• **Requirement**
Extract, from the listing that follows, each line containing the word "ELUTION".

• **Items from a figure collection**

—————

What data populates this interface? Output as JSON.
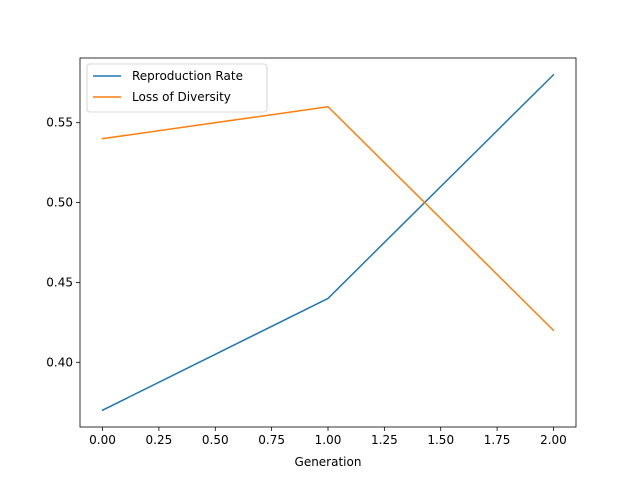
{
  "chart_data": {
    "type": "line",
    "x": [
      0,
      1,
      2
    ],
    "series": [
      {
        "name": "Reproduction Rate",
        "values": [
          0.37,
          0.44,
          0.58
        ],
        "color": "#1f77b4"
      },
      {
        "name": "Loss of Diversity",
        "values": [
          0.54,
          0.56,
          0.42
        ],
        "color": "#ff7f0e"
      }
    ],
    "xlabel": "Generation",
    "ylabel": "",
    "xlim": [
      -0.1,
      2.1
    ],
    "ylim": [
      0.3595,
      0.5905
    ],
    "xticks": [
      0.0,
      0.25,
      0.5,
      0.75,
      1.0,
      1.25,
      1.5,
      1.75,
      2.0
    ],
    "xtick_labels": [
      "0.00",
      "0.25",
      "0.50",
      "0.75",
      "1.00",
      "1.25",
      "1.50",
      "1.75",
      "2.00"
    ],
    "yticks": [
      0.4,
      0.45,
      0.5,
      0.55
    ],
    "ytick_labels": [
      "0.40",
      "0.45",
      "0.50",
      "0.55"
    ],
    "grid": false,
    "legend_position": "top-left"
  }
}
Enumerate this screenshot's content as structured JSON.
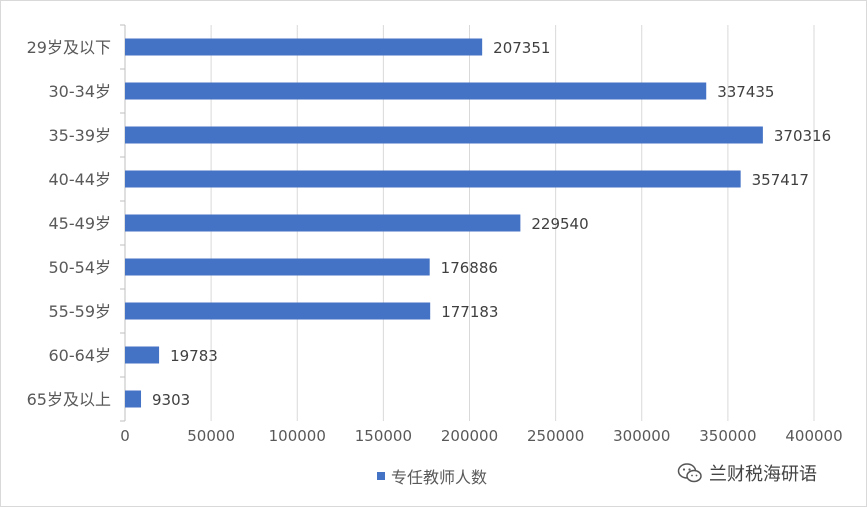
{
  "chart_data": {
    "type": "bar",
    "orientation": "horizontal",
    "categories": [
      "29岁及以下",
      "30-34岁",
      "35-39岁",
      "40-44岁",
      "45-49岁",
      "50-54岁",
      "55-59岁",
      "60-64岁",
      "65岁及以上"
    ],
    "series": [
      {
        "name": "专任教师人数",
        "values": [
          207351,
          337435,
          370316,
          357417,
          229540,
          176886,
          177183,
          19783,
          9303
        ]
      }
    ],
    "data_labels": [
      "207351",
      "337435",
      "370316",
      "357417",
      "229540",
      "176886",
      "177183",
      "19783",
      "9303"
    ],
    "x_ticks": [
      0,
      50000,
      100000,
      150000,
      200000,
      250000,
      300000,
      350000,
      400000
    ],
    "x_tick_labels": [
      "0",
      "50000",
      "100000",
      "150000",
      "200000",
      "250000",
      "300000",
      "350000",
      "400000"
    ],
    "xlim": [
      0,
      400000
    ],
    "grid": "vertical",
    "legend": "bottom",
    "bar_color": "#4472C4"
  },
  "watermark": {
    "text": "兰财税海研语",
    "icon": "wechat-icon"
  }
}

—————

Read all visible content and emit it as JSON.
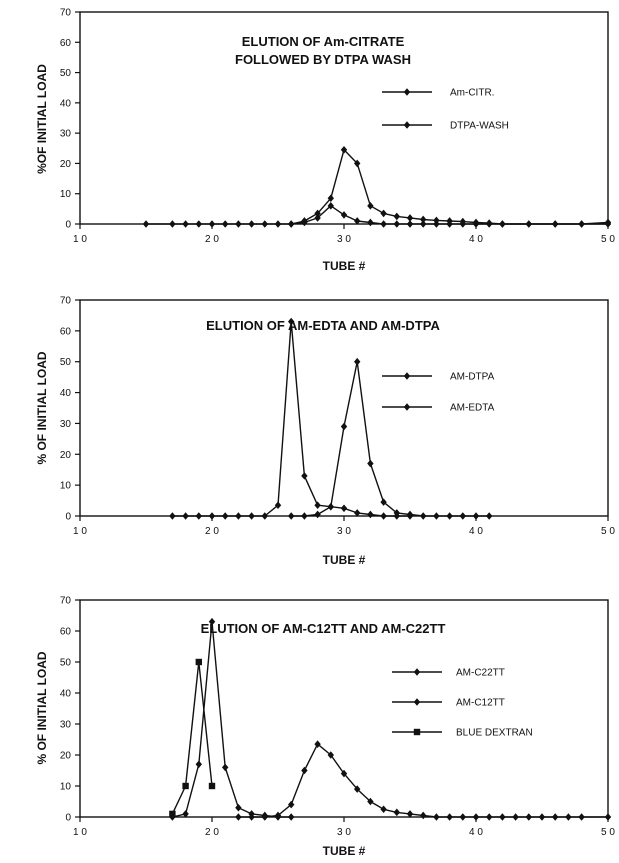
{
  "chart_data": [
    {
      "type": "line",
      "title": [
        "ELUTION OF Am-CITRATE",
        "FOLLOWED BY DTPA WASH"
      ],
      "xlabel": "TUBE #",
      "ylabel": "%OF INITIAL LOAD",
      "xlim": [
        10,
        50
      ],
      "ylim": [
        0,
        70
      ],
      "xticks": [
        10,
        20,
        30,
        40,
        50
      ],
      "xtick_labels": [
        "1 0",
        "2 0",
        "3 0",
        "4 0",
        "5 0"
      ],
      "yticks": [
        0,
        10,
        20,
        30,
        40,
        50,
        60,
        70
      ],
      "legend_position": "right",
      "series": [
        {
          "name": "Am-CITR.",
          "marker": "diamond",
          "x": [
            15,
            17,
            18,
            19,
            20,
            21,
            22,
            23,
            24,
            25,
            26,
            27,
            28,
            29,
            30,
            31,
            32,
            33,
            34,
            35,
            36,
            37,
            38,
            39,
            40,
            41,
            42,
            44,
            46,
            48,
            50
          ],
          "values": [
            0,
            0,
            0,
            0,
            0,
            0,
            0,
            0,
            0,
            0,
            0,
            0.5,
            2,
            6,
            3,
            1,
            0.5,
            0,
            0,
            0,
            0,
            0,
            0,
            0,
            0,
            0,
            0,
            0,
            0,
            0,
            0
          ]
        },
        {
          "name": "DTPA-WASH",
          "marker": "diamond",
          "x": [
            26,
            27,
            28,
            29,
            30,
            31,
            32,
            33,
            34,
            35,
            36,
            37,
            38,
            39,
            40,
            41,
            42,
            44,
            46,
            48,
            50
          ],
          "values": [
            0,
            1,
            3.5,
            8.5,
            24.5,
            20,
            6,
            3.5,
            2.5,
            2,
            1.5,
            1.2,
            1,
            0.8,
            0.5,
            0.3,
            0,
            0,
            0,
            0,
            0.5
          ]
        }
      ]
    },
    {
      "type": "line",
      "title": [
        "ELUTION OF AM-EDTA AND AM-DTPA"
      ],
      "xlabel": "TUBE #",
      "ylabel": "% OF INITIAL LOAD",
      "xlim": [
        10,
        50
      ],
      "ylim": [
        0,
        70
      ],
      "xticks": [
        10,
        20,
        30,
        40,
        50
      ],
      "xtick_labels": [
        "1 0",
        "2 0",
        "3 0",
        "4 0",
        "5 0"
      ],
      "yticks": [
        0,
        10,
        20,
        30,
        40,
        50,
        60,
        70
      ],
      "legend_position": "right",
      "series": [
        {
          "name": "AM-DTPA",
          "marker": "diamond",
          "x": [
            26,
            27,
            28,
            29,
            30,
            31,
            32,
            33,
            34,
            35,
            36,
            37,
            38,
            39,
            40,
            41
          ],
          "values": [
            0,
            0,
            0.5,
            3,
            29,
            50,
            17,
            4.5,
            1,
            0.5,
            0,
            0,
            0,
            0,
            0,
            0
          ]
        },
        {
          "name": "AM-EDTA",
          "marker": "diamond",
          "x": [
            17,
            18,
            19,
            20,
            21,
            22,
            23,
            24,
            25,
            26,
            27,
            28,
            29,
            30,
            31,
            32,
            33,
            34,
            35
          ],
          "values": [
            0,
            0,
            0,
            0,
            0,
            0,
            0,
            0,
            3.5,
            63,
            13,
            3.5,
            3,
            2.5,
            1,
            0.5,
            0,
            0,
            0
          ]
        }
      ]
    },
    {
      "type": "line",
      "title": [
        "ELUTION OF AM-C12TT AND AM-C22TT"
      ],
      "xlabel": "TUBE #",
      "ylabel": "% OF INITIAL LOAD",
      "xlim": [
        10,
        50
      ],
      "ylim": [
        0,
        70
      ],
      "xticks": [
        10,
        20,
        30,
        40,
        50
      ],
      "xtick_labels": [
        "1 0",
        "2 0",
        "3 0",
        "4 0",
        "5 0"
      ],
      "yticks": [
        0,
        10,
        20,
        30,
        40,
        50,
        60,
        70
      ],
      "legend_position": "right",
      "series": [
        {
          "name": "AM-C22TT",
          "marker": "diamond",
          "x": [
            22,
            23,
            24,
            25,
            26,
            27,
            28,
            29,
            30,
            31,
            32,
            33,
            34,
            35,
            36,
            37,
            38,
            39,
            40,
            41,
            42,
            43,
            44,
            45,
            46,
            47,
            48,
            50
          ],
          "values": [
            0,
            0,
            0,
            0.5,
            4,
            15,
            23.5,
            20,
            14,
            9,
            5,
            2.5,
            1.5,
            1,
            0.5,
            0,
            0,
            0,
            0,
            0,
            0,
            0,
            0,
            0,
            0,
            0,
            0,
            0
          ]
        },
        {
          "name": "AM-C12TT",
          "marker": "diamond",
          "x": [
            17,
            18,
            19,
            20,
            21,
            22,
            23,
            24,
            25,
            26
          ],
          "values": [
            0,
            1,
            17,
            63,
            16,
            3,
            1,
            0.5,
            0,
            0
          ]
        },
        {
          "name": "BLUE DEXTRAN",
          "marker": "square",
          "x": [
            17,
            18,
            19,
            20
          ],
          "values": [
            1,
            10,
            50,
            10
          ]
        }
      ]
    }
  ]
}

—————

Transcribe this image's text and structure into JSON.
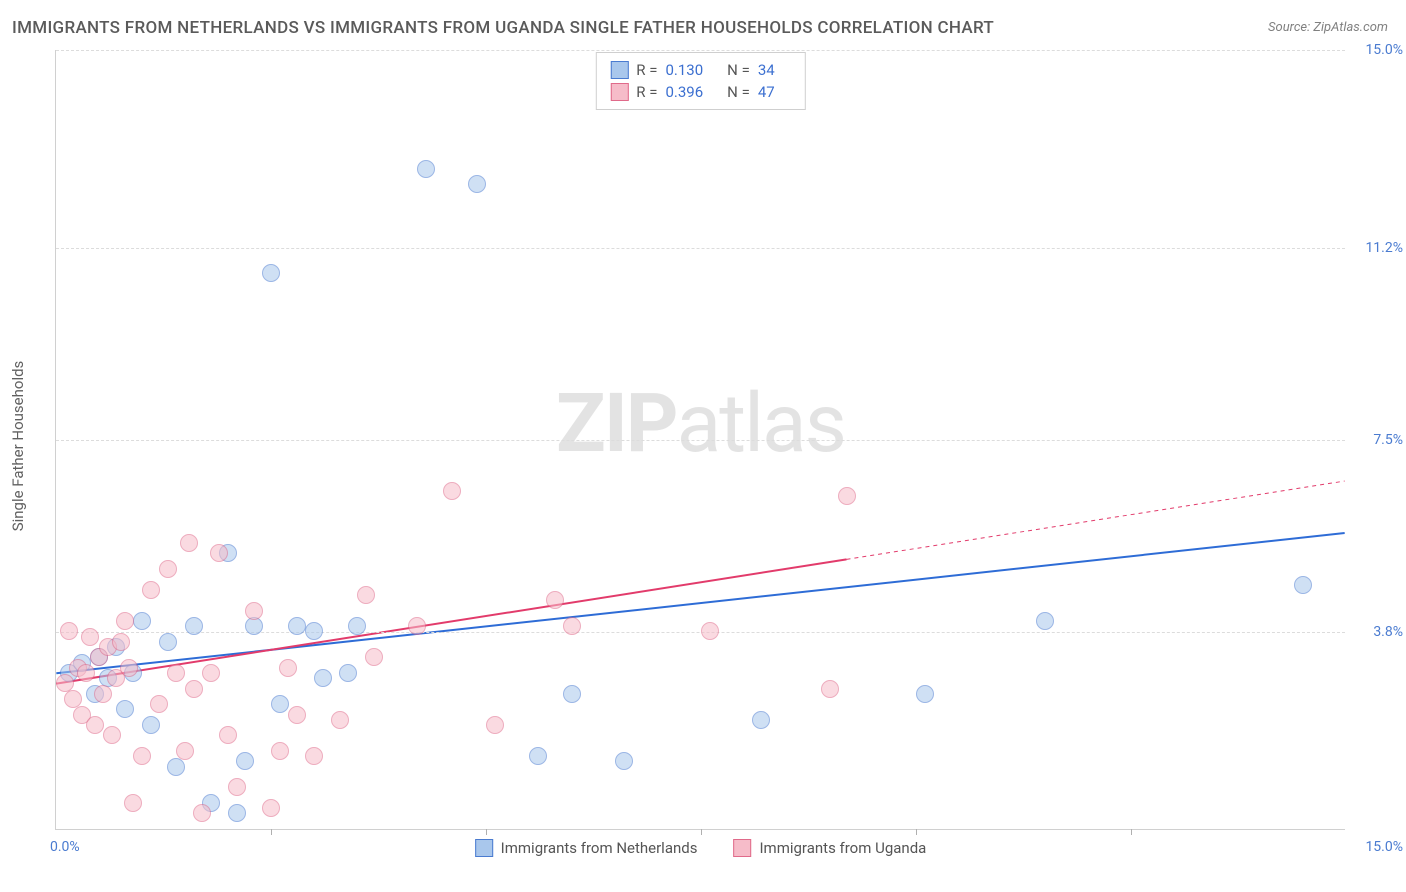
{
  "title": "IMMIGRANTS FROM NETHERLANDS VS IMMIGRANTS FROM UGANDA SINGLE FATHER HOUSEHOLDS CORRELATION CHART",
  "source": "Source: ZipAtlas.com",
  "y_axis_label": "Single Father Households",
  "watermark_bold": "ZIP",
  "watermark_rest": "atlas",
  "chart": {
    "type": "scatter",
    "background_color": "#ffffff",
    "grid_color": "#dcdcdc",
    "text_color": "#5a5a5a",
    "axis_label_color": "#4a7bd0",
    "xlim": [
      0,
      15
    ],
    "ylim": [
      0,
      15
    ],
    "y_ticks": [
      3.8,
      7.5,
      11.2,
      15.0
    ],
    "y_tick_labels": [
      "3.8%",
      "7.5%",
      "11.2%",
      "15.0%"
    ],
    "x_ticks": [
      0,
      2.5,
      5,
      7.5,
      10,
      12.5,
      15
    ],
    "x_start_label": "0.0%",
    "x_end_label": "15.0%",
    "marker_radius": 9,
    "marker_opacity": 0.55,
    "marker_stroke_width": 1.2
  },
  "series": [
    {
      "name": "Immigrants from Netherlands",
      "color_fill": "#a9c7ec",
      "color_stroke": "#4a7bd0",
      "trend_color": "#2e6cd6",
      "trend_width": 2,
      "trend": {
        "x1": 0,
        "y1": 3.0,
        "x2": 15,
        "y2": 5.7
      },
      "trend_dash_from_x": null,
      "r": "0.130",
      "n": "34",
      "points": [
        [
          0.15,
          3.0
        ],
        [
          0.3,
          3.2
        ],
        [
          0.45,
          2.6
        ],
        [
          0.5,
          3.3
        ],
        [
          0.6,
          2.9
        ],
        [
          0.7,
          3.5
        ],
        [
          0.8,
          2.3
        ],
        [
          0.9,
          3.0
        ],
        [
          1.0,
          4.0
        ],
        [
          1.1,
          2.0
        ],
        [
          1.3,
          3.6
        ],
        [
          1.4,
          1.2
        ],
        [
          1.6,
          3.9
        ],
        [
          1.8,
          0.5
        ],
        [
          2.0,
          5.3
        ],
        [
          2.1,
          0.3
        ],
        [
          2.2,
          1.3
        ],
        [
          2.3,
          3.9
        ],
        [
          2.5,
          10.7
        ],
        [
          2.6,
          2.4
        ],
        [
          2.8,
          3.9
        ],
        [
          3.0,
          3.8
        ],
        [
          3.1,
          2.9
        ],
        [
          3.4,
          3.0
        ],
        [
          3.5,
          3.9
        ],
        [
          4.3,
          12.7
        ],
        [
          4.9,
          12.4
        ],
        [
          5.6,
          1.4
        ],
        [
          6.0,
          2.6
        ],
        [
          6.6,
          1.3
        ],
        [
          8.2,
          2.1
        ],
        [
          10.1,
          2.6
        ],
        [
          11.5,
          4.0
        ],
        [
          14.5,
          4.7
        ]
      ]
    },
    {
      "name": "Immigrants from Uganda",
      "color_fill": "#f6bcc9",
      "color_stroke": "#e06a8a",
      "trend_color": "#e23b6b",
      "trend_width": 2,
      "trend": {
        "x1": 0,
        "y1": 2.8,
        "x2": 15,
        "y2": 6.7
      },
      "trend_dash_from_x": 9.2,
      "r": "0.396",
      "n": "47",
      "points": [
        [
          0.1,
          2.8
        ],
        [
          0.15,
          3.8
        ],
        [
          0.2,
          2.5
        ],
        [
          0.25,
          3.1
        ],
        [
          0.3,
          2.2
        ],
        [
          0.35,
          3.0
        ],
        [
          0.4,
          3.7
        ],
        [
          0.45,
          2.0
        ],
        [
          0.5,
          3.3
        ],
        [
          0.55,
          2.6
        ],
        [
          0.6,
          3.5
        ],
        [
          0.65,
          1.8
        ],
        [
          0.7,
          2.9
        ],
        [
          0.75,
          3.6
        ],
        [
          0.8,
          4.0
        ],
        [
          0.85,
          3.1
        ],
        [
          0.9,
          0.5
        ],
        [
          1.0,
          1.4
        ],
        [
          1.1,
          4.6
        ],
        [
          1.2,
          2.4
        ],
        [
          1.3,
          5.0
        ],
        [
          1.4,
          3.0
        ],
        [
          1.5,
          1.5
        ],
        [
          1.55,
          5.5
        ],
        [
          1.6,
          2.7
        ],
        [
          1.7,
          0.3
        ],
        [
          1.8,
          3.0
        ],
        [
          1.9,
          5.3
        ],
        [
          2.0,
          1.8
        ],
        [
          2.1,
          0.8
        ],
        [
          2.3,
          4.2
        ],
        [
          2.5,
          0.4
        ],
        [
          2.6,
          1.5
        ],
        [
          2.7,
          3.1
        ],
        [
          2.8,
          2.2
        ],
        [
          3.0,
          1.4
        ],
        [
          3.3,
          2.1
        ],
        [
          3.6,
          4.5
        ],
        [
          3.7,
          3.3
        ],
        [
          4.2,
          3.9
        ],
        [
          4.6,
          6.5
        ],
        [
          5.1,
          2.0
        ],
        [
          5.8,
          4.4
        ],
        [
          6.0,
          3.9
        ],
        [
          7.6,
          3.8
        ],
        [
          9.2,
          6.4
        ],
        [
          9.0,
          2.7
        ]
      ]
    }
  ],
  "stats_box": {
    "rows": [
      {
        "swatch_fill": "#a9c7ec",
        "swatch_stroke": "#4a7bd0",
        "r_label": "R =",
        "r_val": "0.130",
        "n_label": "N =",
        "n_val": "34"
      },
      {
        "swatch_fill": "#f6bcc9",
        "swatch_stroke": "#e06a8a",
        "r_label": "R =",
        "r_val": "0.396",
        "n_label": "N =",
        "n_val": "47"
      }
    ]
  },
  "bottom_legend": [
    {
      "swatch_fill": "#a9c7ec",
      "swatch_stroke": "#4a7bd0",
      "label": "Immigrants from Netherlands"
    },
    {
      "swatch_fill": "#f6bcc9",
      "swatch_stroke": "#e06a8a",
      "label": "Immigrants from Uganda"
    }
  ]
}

—————

• **Response**
        "ELUTION OF Am-CITRATE",
        "ELUTION OF AM-EDTA AND AM-DTPA"
        "ELUTION OF AM-C12TT AND AM-C22TT"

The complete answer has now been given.